> What to work on
Copy each line exactly.

> Dataset records
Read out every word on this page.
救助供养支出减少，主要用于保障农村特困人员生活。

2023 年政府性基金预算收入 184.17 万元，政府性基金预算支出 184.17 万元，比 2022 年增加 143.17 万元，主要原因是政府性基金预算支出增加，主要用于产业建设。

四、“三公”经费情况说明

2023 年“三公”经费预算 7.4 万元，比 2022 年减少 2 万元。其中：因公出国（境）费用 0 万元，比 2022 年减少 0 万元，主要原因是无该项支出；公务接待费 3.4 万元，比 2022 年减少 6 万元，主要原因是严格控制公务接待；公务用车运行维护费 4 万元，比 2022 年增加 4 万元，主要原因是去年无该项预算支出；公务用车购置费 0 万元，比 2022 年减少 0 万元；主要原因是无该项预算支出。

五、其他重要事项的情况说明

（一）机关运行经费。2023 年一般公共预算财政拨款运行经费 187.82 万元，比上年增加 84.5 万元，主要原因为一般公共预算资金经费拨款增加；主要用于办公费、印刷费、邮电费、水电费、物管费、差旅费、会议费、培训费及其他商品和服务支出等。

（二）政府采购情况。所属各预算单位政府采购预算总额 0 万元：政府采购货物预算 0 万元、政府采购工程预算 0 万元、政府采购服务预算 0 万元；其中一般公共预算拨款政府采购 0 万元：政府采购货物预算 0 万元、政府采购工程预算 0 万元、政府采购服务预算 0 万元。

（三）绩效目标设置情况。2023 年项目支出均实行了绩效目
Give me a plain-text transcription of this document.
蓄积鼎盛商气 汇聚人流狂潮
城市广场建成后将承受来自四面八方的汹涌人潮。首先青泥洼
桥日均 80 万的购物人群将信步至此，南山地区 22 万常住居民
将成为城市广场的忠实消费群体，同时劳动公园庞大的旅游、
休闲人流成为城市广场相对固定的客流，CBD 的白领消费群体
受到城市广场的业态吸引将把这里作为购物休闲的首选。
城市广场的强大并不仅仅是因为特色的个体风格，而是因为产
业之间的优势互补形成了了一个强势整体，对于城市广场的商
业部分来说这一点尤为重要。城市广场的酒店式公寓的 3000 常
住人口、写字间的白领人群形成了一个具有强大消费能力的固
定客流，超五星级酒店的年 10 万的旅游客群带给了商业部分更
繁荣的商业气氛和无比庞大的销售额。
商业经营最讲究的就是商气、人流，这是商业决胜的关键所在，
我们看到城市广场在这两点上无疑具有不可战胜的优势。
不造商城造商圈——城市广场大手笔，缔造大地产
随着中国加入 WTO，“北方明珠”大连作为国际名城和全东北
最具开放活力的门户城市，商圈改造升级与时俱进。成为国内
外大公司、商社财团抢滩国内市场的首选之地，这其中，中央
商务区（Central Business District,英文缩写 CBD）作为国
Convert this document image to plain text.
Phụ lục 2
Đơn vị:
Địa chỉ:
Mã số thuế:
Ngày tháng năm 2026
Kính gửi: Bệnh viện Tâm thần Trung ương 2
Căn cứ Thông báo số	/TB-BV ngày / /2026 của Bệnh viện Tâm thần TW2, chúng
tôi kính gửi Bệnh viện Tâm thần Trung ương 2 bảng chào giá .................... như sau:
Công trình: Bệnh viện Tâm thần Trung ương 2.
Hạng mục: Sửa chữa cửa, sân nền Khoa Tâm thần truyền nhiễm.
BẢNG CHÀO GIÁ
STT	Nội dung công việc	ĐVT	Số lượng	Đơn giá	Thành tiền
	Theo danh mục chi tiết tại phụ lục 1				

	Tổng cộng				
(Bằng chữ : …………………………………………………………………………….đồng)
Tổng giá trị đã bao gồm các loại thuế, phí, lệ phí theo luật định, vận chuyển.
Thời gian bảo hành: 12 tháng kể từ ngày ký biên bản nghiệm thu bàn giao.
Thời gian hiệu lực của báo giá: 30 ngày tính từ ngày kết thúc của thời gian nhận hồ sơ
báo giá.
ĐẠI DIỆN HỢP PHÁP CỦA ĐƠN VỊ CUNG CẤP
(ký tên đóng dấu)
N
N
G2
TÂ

> Answer to this problem
Read out every word on this page.
救助供养支出减少，主要用于保障农村特困人员生活。

2023 年政府性基金预算收入 184.17 万元，政府性基金预算支出 184.17 万元，比 2022 年增加 143.17 万元，主要原因是政府性基金预算支出增加，主要用于产业建设。

四、“三公”经费情况说明

2023 年“三公”经费预算 7.4 万元，比 2022 年减少 2 万元。其中：因公出国（境）费用 0 万元，比 2022 年减少 0 万元，主要原因是无该项支出；公务接待费 3.4 万元，比 2022 年减少 6 万元，主要原因是严格控制公务接待；公务用车运行维护费 4 万元，比 2022 年增加 4 万元，主要原因是去年无该项预算支出；公务用车购置费 0 万元，比 2022 年减少 0 万元；主要原因是无该项预算支出。

五、其他重要事项的情况说明

（一）机关运行经费。2023 年一般公共预算财政拨款运行经费 187.82 万元，比上年增加 84.5 万元，主要原因为一般公共预算资金经费拨款增加；主要用于办公费、印刷费、邮电费、水电费、物管费、差旅费、会议费、培训费及其他商品和服务支出等。

（二）政府采购情况。所属各预算单位政府采购预算总额 0 万元：政府采购货物预算 0 万元、政府采购工程预算 0 万元、政府采购服务预算 0 万元；其中一般公共预算拨款政府采购 0 万元：政府采购货物预算 0 万元、政府采购工程预算 0 万元、政府采购服务预算 0 万元。

（三）绩效目标设置情况。2023 年项目支出均实行了绩效目
Give me a plain-text transcription of this document.
蓄积鼎盛商气 汇聚人流狂潮
城市广场建成后将承受来自四面八方的汹涌人潮。首先青泥洼
桥日均 80 万的购物人群将信步至此，南山地区 22 万常住居民
将成为城市广场的忠实消费群体，同时劳动公园庞大的旅游、
休闲人流成为城市广场相对固定的客流，CBD 的白领消费群体
受到城市广场的业态吸引将把这里作为购物休闲的首选。
城市广场的强大并不仅仅是因为特色的个体风格，而是因为产
业之间的优势互补形成了了一个强势整体，对于城市广场的商
业部分来说这一点尤为重要。城市广场的酒店式公寓的 3000 常
住人口、写字间的白领人群形成了一个具有强大消费能力的固
定客流，超五星级酒店的年 10 万的旅游客群带给了商业部分更
繁荣的商业气氛和无比庞大的销售额。
商业经营最讲究的就是商气、人流，这是商业决胜的关键所在，
我们看到城市广场在这两点上无疑具有不可战胜的优势。
不造商城造商圈——城市广场大手笔，缔造大地产
随着中国加入 WTO，“北方明珠”大连作为国际名城和全东北
最具开放活力的门户城市，商圈改造升级与时俱进。成为国内
外大公司、商社财团抢滩国内市场的首选之地，这其中，中央
商务区（Central Business District,英文缩写 CBD）作为国
Convert this document image to plain text.
Phụ lục 2
Đơn vị:
Địa chỉ:
Mã số thuế:
Ngày tháng năm 2026
Kính gửi: Bệnh viện Tâm thần Trung ương 2
Căn cứ Thông báo số	/TB-BV ngày / /2026 của Bệnh viện Tâm thần TW2, chúng
tôi kính gửi Bệnh viện Tâm thần Trung ương 2 bảng chào giá .................... như sau:
Công trình: Bệnh viện Tâm thần Trung ương 2.
Hạng mục: Sửa chữa cửa, sân nền Khoa Tâm thần truyền nhiễm.
BẢNG CHÀO GIÁ
STT	Nội dung công việc	ĐVT	Số lượng	Đơn giá	Thành tiền
	Theo danh mục chi tiết tại phụ lục 1				

	Tổng cộng				
(Bằng chữ : …………………………………………………………………………….đồng)
Tổng giá trị đã bao gồm các loại thuế, phí, lệ phí theo luật định, vận chuyển.
Thời gian bảo hành: 12 tháng kể từ ngày ký biên bản nghiệm thu bàn giao.
Thời gian hiệu lực của báo giá: 30 ngày tính từ ngày kết thúc của thời gian nhận hồ sơ
báo giá.
ĐẠI DIỆN HỢP PHÁP CỦA ĐƠN VỊ CUNG CẤP
(ký tên đóng dấu)
N
N
G2
TÂ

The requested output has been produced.